[Records from a data source]
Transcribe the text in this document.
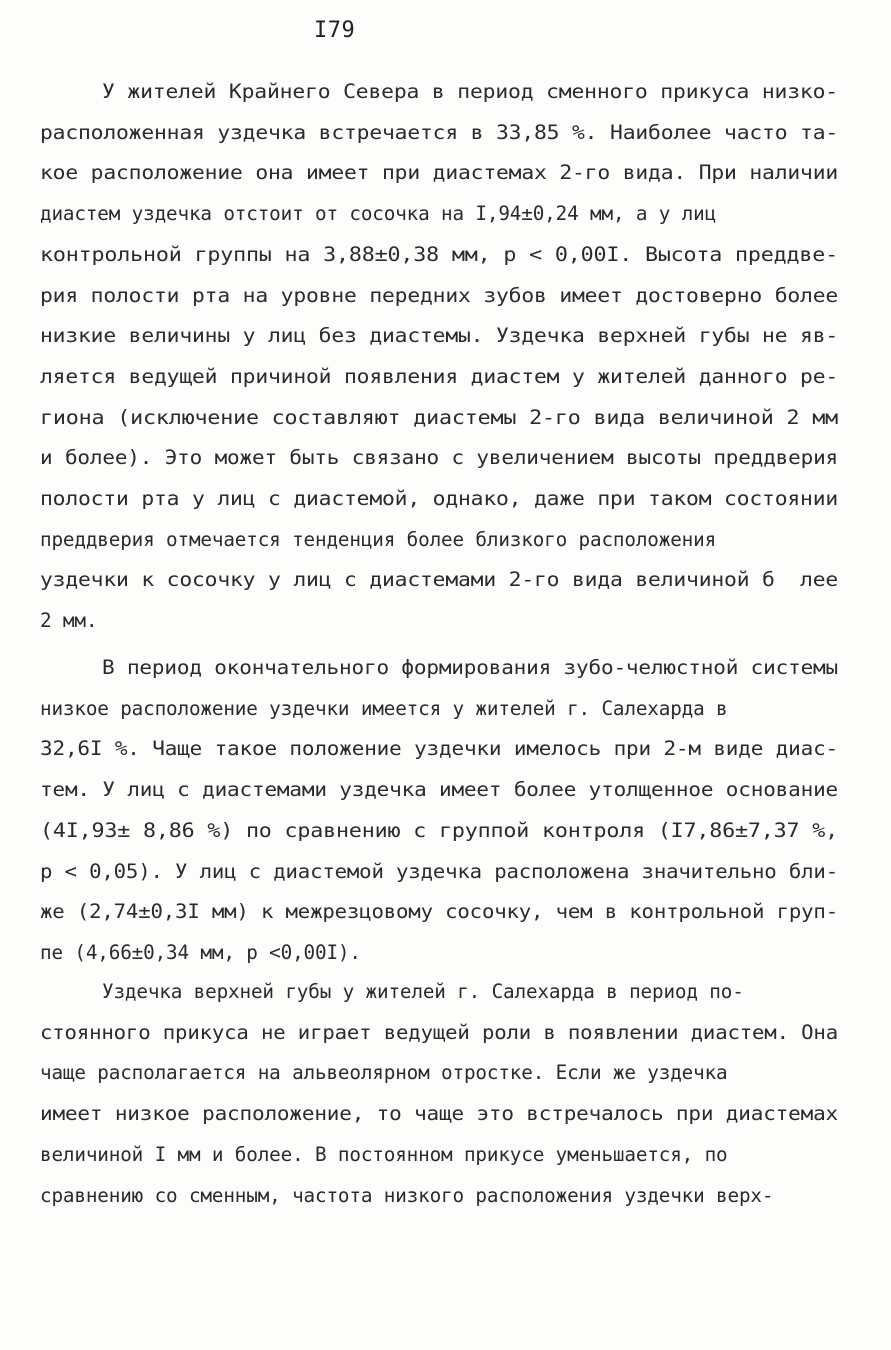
I79
У жителей Крайнего Севера в период сменного прикуса низко-
расположенная уздечка встречается в 33,85 %. Наиболее часто та-
кое расположение она имеет при диастемах 2-го вида. При наличии
диастем уздечка отстоит от сосочка на I,94±0,24 мм, а у лиц
контрольной группы на 3,88±0,38 мм, р < 0,00I. Высота преддве-
рия полости рта на уровне передних зубов имеет достоверно более
низкие величины у лиц без диастемы. Уздечка верхней губы не яв-
ляется ведущей причиной появления диастем у жителей данного ре-
гиона (исключение составляют диастемы 2-го вида величиной 2 мм
и более). Это может быть связано с увеличением высоты преддверия
полости рта у лиц с диастемой, однако, даже при таком состоянии
преддверия отмечается тенденция более близкого расположения
уздечки к сосочку у лиц с диастемами 2-го вида величиной б  лее
2 мм.
В период окончательного формирования зубо-челюстной системы
низкое расположение уздечки имеется у жителей г. Салехарда в
32,6I %. Чаще такое положение уздечки имелось при 2-м виде диас-
тем. У лиц с диастемами уздечка имеет более утолщенное основание
(4I,93± 8,86 %) по сравнению с группой контроля (I7,86±7,37 %,
р < 0,05). У лиц с диастемой уздечка расположена значительно бли-
же (2,74±0,3I мм) к межрезцовому сосочку, чем в контрольной груп-
пе (4,66±0,34 мм, р <0,00I).
Уздечка верхней губы у жителей г. Салехарда в период по-
стоянного прикуса не играет ведущей роли в появлении диастем. Она
чаще располагается на альвеолярном отростке. Если же уздечка
имеет низкое расположение, то чаще это встречалось при диастемах
величиной I мм и более. В постоянном прикусе уменьшается, по
сравнению со сменным, частота низкого расположения уздечки верх-
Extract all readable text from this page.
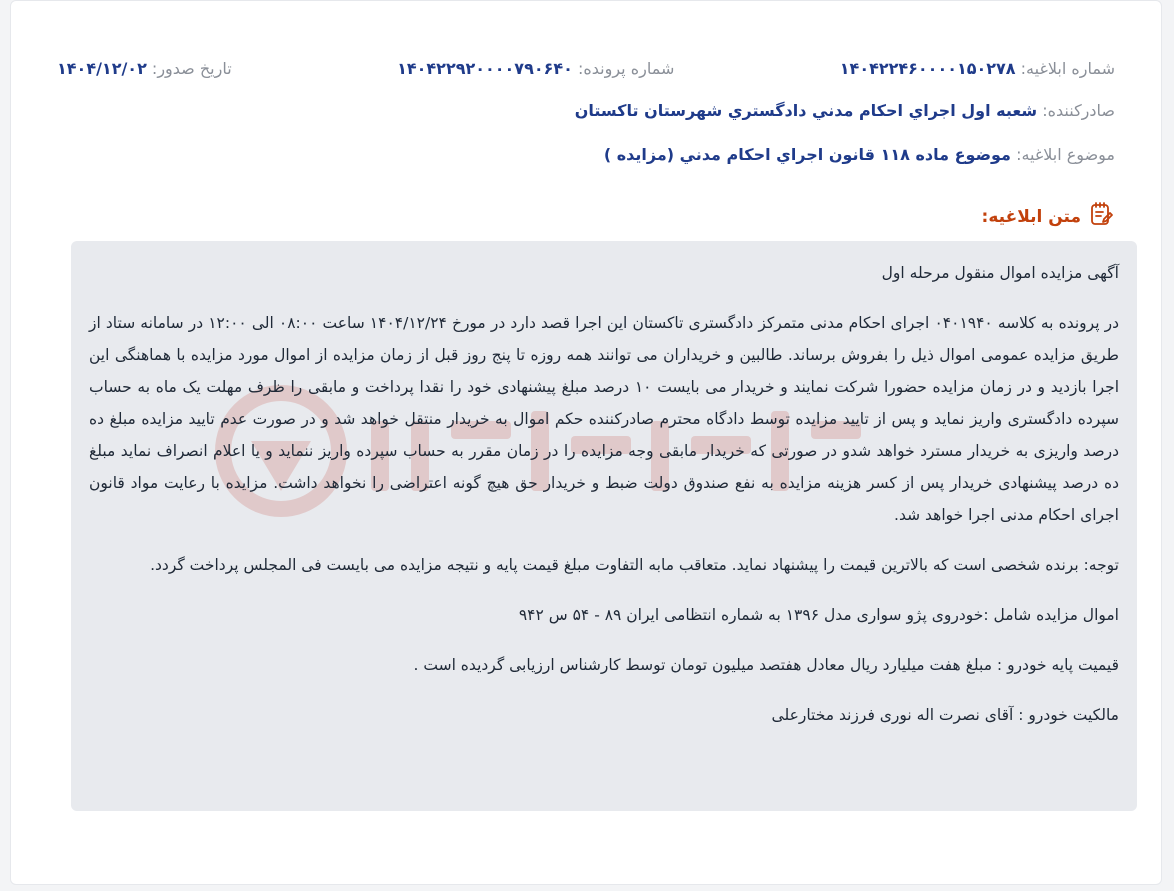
شماره ابلاغیه: ۱۴۰۴۲۲۴۶۰۰۰۰۱۵۰۲۷۸
شماره پرونده: ۱۴۰۴۲۲۹۲۰۰۰۰۷۹۰۶۴۰
تاریخ صدور: ۱۴۰۴/۱۲/۰۲
صادرکننده: شعبه اول اجراي احكام مدني دادگستري شهرستان تاكستان
موضوع ابلاغیه: موضوع ماده ۱۱۸ قانون اجراي احكام مدني (مزايده )
متن ابلاغیه:

آگهی مزایده اموال منقول مرحله اول

در پرونده به کلاسه ۰۴۰۱۹۴۰ اجرای احکام مدنی متمرکز دادگستری تاکستان این اجرا قصد دارد در مورخ ۱۴۰۴/۱۲/۲۴ ساعت ۰۸:۰۰ الی ۱۲:۰۰ در سامانه ستاد از طریق مزایده عمومی اموال ذیل را بفروش برساند. طالبین و خریداران می توانند همه روزه تا پنج روز قبل از زمان مزایده از اموال مورد مزایده با هماهنگی این اجرا بازدید و در زمان مزایده حضورا شرکت نمایند و خریدار می بایست ۱۰ درصد مبلغ پیشنهادی خود را نقدا پرداخت و مابقی را ظرف مهلت یک ماه به حساب سپرده دادگستری واریز نماید و پس از تایید مزایده توسط دادگاه محترم صادرکننده حکم اموال به خریدار منتقل خواهد شد و در صورت عدم تایید مزایده مبلغ ده درصد واریزی به خریدار مسترد خواهد شدو در صورتی که خریدار مابقی وجه مزایده را در زمان مقرر به حساب سپرده واریز ننماید و یا اعلام انصراف نماید مبلغ ده درصد پیشنهادی خریدار پس از کسر هزینه مزایده به نفع صندوق دولت ضبط و خریدار حق هیچ گونه اعتراضی را نخواهد داشت. مزایده با رعایت مواد قانون اجرای احکام مدنی اجرا خواهد شد.

توجه: برنده شخصی است که بالاترین قیمت را پیشنهاد نماید. متعاقب مابه التفاوت مبلغ قیمت پایه و نتیجه مزایده می بایست فی المجلس پرداخت گردد.

اموال مزایده شامل :خودروی پژو سواری مدل ۱۳۹۶ به شماره انتظامی ایران ۸۹ - ۵۴ س ۹۴۲

قیمیت پایه خودرو : مبلغ هفت میلیارد ریال معادل هفتصد میلیون تومان توسط کارشناس ارزیابی گردیده است .

مالکیت خودرو : آقای نصرت اله نوری فرزند مختارعلی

Task to carry out =
Which lines above contain "расположение"? Show each of them.

Exercise result =
кое расположение она имеет при диастемах 2-го вида. При наличии
низкое расположение уздечки имеется у жителей г. Салехарда в
имеет низкое расположение, то чаще это встречалось при диастемах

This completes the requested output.